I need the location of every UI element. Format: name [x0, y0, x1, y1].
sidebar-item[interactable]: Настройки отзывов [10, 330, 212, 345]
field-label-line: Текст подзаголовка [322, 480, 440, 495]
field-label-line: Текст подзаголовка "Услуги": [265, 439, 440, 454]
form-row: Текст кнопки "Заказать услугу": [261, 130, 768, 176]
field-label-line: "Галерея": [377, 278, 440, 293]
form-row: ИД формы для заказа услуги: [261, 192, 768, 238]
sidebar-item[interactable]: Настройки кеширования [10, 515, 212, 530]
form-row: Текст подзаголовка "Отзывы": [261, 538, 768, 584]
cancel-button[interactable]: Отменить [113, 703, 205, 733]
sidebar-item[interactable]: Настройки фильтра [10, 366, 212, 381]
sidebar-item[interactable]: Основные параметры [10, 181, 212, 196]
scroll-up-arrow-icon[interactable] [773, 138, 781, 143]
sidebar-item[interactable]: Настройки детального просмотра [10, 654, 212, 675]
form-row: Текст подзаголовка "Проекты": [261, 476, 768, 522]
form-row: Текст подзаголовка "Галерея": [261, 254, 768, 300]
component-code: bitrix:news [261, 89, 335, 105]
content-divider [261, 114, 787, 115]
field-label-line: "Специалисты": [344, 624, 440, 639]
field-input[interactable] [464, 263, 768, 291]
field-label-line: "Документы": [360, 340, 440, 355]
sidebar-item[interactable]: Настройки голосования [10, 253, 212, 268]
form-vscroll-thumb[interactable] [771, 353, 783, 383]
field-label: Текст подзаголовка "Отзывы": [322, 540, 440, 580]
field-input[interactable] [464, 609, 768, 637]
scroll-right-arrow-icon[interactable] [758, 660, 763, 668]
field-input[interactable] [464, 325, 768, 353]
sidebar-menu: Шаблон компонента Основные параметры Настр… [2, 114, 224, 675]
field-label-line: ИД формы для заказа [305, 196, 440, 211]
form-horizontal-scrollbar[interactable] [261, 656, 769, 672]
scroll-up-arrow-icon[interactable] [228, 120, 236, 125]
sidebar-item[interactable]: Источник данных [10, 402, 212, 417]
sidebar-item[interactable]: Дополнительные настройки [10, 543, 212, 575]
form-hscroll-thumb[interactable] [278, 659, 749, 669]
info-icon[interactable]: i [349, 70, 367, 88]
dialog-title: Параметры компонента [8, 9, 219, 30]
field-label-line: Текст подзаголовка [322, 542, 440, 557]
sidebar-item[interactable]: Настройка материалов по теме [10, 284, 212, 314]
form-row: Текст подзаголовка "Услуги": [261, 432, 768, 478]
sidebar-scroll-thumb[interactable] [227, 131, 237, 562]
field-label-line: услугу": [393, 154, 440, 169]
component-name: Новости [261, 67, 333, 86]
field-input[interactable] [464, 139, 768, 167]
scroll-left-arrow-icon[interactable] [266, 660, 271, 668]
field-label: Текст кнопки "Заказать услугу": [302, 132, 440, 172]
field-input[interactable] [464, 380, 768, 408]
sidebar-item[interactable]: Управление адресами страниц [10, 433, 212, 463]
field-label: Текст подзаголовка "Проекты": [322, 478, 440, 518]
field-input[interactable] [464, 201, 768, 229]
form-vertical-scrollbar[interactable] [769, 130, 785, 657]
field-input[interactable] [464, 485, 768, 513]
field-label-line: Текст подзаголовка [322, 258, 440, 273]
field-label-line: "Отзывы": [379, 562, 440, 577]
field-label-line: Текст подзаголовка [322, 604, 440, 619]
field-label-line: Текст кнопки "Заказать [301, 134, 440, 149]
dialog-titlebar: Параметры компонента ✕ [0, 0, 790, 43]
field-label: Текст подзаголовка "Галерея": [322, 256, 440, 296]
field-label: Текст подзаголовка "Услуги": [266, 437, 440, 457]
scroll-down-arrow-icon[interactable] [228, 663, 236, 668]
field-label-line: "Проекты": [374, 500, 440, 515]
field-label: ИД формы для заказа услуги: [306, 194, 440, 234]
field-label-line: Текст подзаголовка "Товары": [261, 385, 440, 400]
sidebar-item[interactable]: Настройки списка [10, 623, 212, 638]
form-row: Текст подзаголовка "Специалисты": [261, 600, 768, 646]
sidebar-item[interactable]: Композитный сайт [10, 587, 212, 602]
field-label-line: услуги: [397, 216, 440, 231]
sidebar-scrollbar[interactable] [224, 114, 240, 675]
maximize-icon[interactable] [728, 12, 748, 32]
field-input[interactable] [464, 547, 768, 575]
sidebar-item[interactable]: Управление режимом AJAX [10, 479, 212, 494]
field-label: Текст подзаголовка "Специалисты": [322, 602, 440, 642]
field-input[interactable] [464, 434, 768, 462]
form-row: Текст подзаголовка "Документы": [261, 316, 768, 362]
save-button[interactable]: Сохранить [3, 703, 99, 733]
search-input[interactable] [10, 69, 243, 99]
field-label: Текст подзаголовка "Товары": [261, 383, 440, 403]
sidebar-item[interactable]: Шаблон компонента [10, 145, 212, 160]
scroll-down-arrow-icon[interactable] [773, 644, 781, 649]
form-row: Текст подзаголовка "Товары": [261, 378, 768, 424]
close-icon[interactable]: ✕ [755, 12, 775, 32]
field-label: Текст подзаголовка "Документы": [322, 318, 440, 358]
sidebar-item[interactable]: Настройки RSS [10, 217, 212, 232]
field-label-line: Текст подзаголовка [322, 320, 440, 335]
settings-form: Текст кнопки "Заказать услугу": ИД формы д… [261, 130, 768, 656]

○ ○ ○ ○

▶ PROBLEM REQUIREMENTS: Copy the listing above, line for line, with no changes.

▶ EXERCISE SOLUTION:
I need the location of every UI element. Format: name [x0, y0, x1, y1].
sidebar-item[interactable]: Настройки отзывов [10, 330, 212, 345]
field-label-line: Текст подзаголовка [322, 480, 440, 495]
field-label-line: Текст подзаголовка "Услуги": [265, 439, 440, 454]
form-row: Текст кнопки "Заказать услугу": [261, 130, 768, 176]
field-label-line: "Галерея": [377, 278, 440, 293]
form-row: ИД формы для заказа услуги: [261, 192, 768, 238]
sidebar-item[interactable]: Настройки кеширования [10, 515, 212, 530]
form-row: Текст подзаголовка "Отзывы": [261, 538, 768, 584]
cancel-button[interactable]: Отменить [113, 703, 205, 733]
sidebar-item[interactable]: Настройки фильтра [10, 366, 212, 381]
sidebar-item[interactable]: Основные параметры [10, 181, 212, 196]
scroll-up-arrow-icon[interactable] [773, 138, 781, 143]
sidebar-item[interactable]: Настройки детального просмотра [10, 654, 212, 675]
form-row: Текст подзаголовка "Проекты": [261, 476, 768, 522]
form-row: Текст подзаголовка "Галерея": [261, 254, 768, 300]
component-code: bitrix:news [261, 89, 335, 105]
content-divider [261, 114, 787, 115]
field-label-line: "Специалисты": [344, 624, 440, 639]
field-input[interactable] [464, 263, 768, 291]
field-label-line: "Документы": [360, 340, 440, 355]
sidebar-item[interactable]: Настройки голосования [10, 253, 212, 268]
form-vscroll-thumb[interactable] [771, 353, 783, 383]
field-label: Текст подзаголовка "Отзывы": [322, 540, 440, 580]
field-input[interactable] [464, 609, 768, 637]
scroll-right-arrow-icon[interactable] [758, 660, 763, 668]
field-input[interactable] [464, 325, 768, 353]
sidebar-menu: Шаблон компонента Основные параметры Настр… [2, 114, 224, 675]
field-label-line: ИД формы для заказа [305, 196, 440, 211]
form-horizontal-scrollbar[interactable] [261, 656, 769, 672]
scroll-up-arrow-icon[interactable] [228, 120, 236, 125]
sidebar-item[interactable]: Источник данных [10, 402, 212, 417]
sidebar-item[interactable]: Дополнительные настройки [10, 543, 212, 575]
form-hscroll-thumb[interactable] [278, 659, 749, 669]
info-icon[interactable]: i [349, 70, 367, 88]
dialog-title: Параметры компонента [8, 9, 219, 30]
field-label-line: Текст подзаголовка [322, 542, 440, 557]
sidebar-item[interactable]: Настройка материалов по теме [10, 284, 212, 314]
form-row: Текст подзаголовка "Услуги": [261, 432, 768, 478]
sidebar-scroll-thumb[interactable] [227, 131, 237, 562]
field-label-line: услугу": [393, 154, 440, 169]
component-name: Новости [261, 67, 333, 86]
field-input[interactable] [464, 139, 768, 167]
scroll-left-arrow-icon[interactable] [266, 660, 271, 668]
field-label: Текст кнопки "Заказать услугу": [302, 132, 440, 172]
field-input[interactable] [464, 380, 768, 408]
sidebar-item[interactable]: Управление адресами страниц [10, 433, 212, 463]
field-label: Текст подзаголовка "Проекты": [322, 478, 440, 518]
field-input[interactable] [464, 201, 768, 229]
form-vertical-scrollbar[interactable] [769, 130, 785, 657]
field-input[interactable] [464, 485, 768, 513]
field-label-line: Текст подзаголовка [322, 258, 440, 273]
field-label-line: "Отзывы": [379, 562, 440, 577]
field-label-line: Текст подзаголовка [322, 604, 440, 619]
field-label-line: Текст кнопки "Заказать [301, 134, 440, 149]
dialog-titlebar: Параметры компонента ✕ [0, 0, 790, 43]
field-label: Текст подзаголовка "Галерея": [322, 256, 440, 296]
field-label: Текст подзаголовка "Услуги": [266, 437, 440, 457]
scroll-down-arrow-icon[interactable] [228, 663, 236, 668]
field-label-line: "Проекты": [374, 500, 440, 515]
field-label: ИД формы для заказа услуги: [306, 194, 440, 234]
field-label-line: Текст подзаголовка "Товары": [261, 385, 440, 400]
sidebar-item[interactable]: Настройки списка [10, 623, 212, 638]
form-row: Текст подзаголовка "Специалисты": [261, 600, 768, 646]
sidebar-item[interactable]: Композитный сайт [10, 587, 212, 602]
field-label-line: услуги: [397, 216, 440, 231]
sidebar-scrollbar[interactable] [224, 114, 240, 675]
maximize-icon[interactable] [728, 12, 748, 32]
field-input[interactable] [464, 547, 768, 575]
sidebar-item[interactable]: Управление режимом AJAX [10, 479, 212, 494]
field-label: Текст подзаголовка "Специалисты": [322, 602, 440, 642]
field-input[interactable] [464, 434, 768, 462]
form-row: Текст подзаголовка "Документы": [261, 316, 768, 362]
save-button[interactable]: Сохранить [3, 703, 99, 733]
search-input[interactable] [10, 69, 243, 99]
field-label: Текст подзаголовка "Товары": [261, 383, 440, 403]
sidebar-item[interactable]: Шаблон компонента [10, 145, 212, 160]
scroll-down-arrow-icon[interactable] [773, 644, 781, 649]
form-row: Текст подзаголовка "Товары": [261, 378, 768, 424]
close-icon[interactable]: ✕ [755, 12, 775, 32]
field-label: Текст подзаголовка "Документы": [322, 318, 440, 358]
sidebar-item[interactable]: Настройки RSS [10, 217, 212, 232]
field-label-line: Текст подзаголовка [322, 320, 440, 335]
settings-form: Текст кнопки "Заказать услугу": ИД формы д… [261, 130, 768, 656]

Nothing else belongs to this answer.